* [Stated goal]:
Copy each line of the listing below exactly.

* [Raw records]:
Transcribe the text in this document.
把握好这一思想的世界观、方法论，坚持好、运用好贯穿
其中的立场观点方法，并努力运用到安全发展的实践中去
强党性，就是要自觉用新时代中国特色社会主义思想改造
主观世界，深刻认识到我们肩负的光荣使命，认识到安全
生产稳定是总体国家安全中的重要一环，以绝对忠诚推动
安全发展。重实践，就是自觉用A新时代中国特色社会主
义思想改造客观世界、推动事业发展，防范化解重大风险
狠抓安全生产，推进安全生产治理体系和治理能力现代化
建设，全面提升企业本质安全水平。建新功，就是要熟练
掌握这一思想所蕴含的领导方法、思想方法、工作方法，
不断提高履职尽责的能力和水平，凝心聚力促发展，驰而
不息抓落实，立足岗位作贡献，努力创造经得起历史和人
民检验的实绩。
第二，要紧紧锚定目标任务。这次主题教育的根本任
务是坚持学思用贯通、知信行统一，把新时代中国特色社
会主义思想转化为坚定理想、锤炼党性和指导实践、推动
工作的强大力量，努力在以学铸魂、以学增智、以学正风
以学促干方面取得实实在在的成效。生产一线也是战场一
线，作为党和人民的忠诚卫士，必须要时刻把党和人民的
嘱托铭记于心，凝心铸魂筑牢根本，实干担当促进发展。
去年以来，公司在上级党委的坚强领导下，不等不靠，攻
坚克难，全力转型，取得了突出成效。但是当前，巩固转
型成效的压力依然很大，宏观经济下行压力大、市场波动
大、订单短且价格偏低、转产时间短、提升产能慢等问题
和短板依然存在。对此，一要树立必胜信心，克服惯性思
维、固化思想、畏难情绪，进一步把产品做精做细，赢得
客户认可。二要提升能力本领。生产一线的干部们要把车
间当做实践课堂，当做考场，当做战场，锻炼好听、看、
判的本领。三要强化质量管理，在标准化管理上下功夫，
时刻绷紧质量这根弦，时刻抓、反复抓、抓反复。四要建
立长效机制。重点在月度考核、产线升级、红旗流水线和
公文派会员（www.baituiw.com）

* [Written answer]:
Transcribe the text in this document.
把握好这一思想的世界观、方法论，坚持好、运用好贯穿
其中的立场观点方法，并努力运用到安全发展的实践中去
强党性，就是要自觉用新时代中国特色社会主义思想改造
主观世界，深刻认识到我们肩负的光荣使命，认识到安全
生产稳定是总体国家安全中的重要一环，以绝对忠诚推动
安全发展。重实践，就是自觉用A新时代中国特色社会主
义思想改造客观世界、推动事业发展，防范化解重大风险
狠抓安全生产，推进安全生产治理体系和治理能力现代化
建设，全面提升企业本质安全水平。建新功，就是要熟练
掌握这一思想所蕴含的领导方法、思想方法、工作方法，
不断提高履职尽责的能力和水平，凝心聚力促发展，驰而
不息抓落实，立足岗位作贡献，努力创造经得起历史和人
民检验的实绩。
第二，要紧紧锚定目标任务。这次主题教育的根本任
务是坚持学思用贯通、知信行统一，把新时代中国特色社
会主义思想转化为坚定理想、锤炼党性和指导实践、推动
工作的强大力量，努力在以学铸魂、以学增智、以学正风
以学促干方面取得实实在在的成效。生产一线也是战场一
线，作为党和人民的忠诚卫士，必须要时刻把党和人民的
嘱托铭记于心，凝心铸魂筑牢根本，实干担当促进发展。
去年以来，公司在上级党委的坚强领导下，不等不靠，攻
坚克难，全力转型，取得了突出成效。但是当前，巩固转
型成效的压力依然很大，宏观经济下行压力大、市场波动
大、订单短且价格偏低、转产时间短、提升产能慢等问题
和短板依然存在。对此，一要树立必胜信心，克服惯性思
维、固化思想、畏难情绪，进一步把产品做精做细，赢得
客户认可。二要提升能力本领。生产一线的干部们要把车
间当做实践课堂，当做考场，当做战场，锻炼好听、看、
判的本领。三要强化质量管理，在标准化管理上下功夫，
时刻绷紧质量这根弦，时刻抓、反复抓、抓反复。四要建
立长效机制。重点在月度考核、产线升级、红旗流水线和
公文派会员（www.baituiw.com）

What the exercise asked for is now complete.